Write out, please, the line containing "Extract all readable text from this page." together with all lines after it, up to and including the last one, with no other output.

※ ※ ※

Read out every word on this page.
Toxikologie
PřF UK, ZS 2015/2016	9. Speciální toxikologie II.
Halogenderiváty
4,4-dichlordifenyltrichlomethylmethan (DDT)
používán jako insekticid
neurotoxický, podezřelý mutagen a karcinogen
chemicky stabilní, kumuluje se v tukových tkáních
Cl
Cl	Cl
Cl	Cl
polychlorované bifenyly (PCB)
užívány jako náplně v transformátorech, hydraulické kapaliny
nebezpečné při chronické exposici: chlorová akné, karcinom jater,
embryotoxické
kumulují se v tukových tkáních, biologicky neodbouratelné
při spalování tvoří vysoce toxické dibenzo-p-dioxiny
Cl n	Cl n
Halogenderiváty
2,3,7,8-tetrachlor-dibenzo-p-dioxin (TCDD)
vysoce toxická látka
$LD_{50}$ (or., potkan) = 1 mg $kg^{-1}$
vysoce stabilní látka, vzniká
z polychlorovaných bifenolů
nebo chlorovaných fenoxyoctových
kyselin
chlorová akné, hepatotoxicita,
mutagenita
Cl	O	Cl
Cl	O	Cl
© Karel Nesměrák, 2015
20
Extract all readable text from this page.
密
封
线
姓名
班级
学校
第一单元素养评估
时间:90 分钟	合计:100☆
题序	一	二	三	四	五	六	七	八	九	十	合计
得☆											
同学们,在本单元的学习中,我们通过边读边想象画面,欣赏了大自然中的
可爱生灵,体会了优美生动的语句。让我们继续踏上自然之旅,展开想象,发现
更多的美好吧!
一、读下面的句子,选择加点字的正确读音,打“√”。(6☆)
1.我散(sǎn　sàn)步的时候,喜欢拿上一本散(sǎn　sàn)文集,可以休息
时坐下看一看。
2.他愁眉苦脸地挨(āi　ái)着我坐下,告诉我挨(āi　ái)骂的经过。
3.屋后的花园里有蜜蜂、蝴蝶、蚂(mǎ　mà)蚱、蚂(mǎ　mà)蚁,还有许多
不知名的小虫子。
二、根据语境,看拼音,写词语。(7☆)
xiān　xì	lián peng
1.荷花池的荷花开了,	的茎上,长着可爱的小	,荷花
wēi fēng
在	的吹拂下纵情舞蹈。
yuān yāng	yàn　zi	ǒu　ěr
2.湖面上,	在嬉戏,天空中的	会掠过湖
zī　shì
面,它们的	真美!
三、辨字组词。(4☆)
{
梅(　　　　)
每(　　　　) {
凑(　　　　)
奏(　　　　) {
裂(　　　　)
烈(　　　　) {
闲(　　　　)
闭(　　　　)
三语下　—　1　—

※ ※ ※

- [Exercise solution]
Extract all readable text from this page.
密
封
线
姓名
班级
学校
第一单元素养评估
时间:90 分钟	合计:100☆
题序	一	二	三	四	五	六	七	八	九	十	合计
得☆											
同学们,在本单元的学习中,我们通过边读边想象画面,欣赏了大自然中的
可爱生灵,体会了优美生动的语句。让我们继续踏上自然之旅,展开想象,发现
更多的美好吧!
一、读下面的句子,选择加点字的正确读音,打“√”。(6☆)
1.我散(sǎn　sàn)步的时候,喜欢拿上一本散(sǎn　sàn)文集,可以休息
时坐下看一看。
2.他愁眉苦脸地挨(āi　ái)着我坐下,告诉我挨(āi　ái)骂的经过。
3.屋后的花园里有蜜蜂、蝴蝶、蚂(mǎ　mà)蚱、蚂(mǎ　mà)蚁,还有许多
不知名的小虫子。
二、根据语境,看拼音,写词语。(7☆)
xiān　xì	lián peng
1.荷花池的荷花开了,	的茎上,长着可爱的小	,荷花
wēi fēng
在	的吹拂下纵情舞蹈。
yuān yāng	yàn　zi	ǒu　ěr
2.湖面上,	在嬉戏,天空中的	会掠过湖
zī　shì
面,它们的	真美!
三、辨字组词。(4☆)
{
梅(　　　　)
每(　　　　) {
凑(　　　　)
奏(　　　　) {
裂(　　　　)
烈(　　　　) {
闲(　　　　)
闭(　　　　)
三语下　—　1　—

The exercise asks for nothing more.